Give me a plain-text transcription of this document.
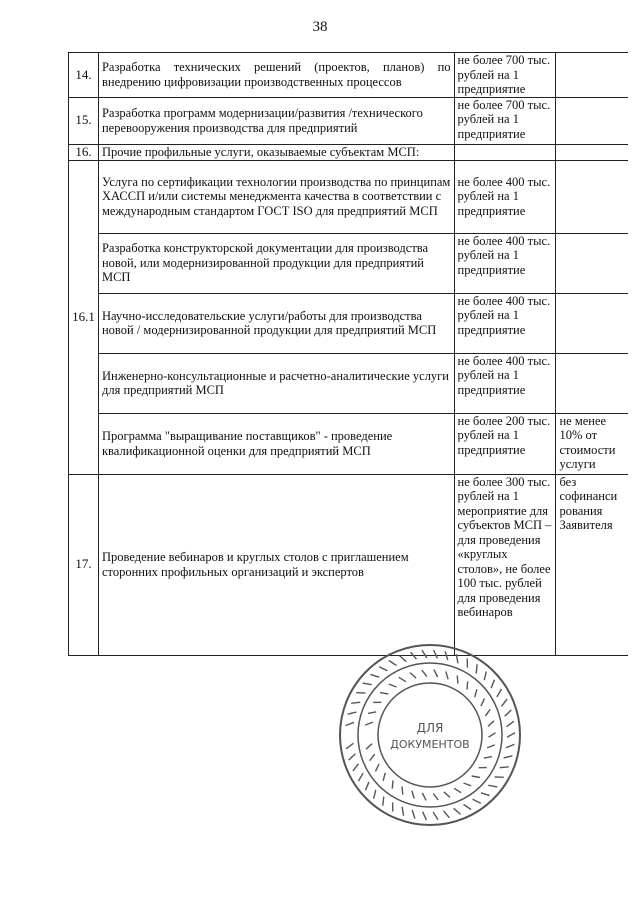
38
14.	Разработка технических решений (проектов, планов) по внедрению цифровизации производственных процессов	не более 700 тыс. рублей на 1 предприятие	
15.	Разработка программ модернизации/развития /технического перевооружения производства для предприятий	не более 700 тыс. рублей на 1 предприятие	
16.	Прочие профильные услуги, оказываемые субъектам МСП:		
16.1	Услуга по сертификации технологии производства по принципам ХАССП и/или системы менеджмента качества в соответствии с международным стандартом ГОСТ ISO для предприятий МСП	не более 400 тыс. рублей на 1 предприятие	
	Разработка конструкторской документации для производства новой, или модернизированной продукции для предприятий МСП	не более 400 тыс. рублей на 1 предприятие	
	Научно-исследовательские услуги/работы для производства новой / модернизированной продукции для предприятий МСП	не более 400 тыс. рублей на 1 предприятие	
	Инженерно-консультационные и расчетно-аналитические услуги для предприятий МСП	не более 400 тыс. рублей на 1 предприятие	
	Программа "выращивание поставщиков" - проведение квалификационной оценки для предприятий МСП	не более 200 тыс. рублей на 1 предприятие	не менее 10% от стоимости услуги
17.	Проведение вебинаров и круглых столов с приглашением сторонних профильных организаций и экспертов	не более 300 тыс. рублей на 1 мероприятие для субъектов МСП – для проведения «круглых столов», не более 100 тыс. рублей для проведения вебинаров	без софинанси рования Заявителя
ДЛЯ
ДОКУМЕНТОВ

Exercise aim =
Using the material above, return every line exactly as it appears, minus the pictures.

Complete answer =
Give me a plain-text transcription of this document.
38
14.	Разработка технических решений (проектов, планов) по внедрению цифровизации производственных процессов	не более 700 тыс. рублей на 1 предприятие	
15.	Разработка программ модернизации/развития /технического перевооружения производства для предприятий	не более 700 тыс. рублей на 1 предприятие	
16.	Прочие профильные услуги, оказываемые субъектам МСП:		
16.1	Услуга по сертификации технологии производства по принципам ХАССП и/или системы менеджмента качества в соответствии с международным стандартом ГОСТ ISO для предприятий МСП	не более 400 тыс. рублей на 1 предприятие	
	Разработка конструкторской документации для производства новой, или модернизированной продукции для предприятий МСП	не более 400 тыс. рублей на 1 предприятие	
	Научно-исследовательские услуги/работы для производства новой / модернизированной продукции для предприятий МСП	не более 400 тыс. рублей на 1 предприятие	
	Инженерно-консультационные и расчетно-аналитические услуги для предприятий МСП	не более 400 тыс. рублей на 1 предприятие	
	Программа "выращивание поставщиков" - проведение квалификационной оценки для предприятий МСП	не более 200 тыс. рублей на 1 предприятие	не менее 10% от стоимости услуги
17.	Проведение вебинаров и круглых столов с приглашением сторонних профильных организаций и экспертов	не более 300 тыс. рублей на 1 мероприятие для субъектов МСП – для проведения «круглых столов», не более 100 тыс. рублей для проведения вебинаров	без софинанси рования Заявителя
ДЛЯ
ДОКУМЕНТОВ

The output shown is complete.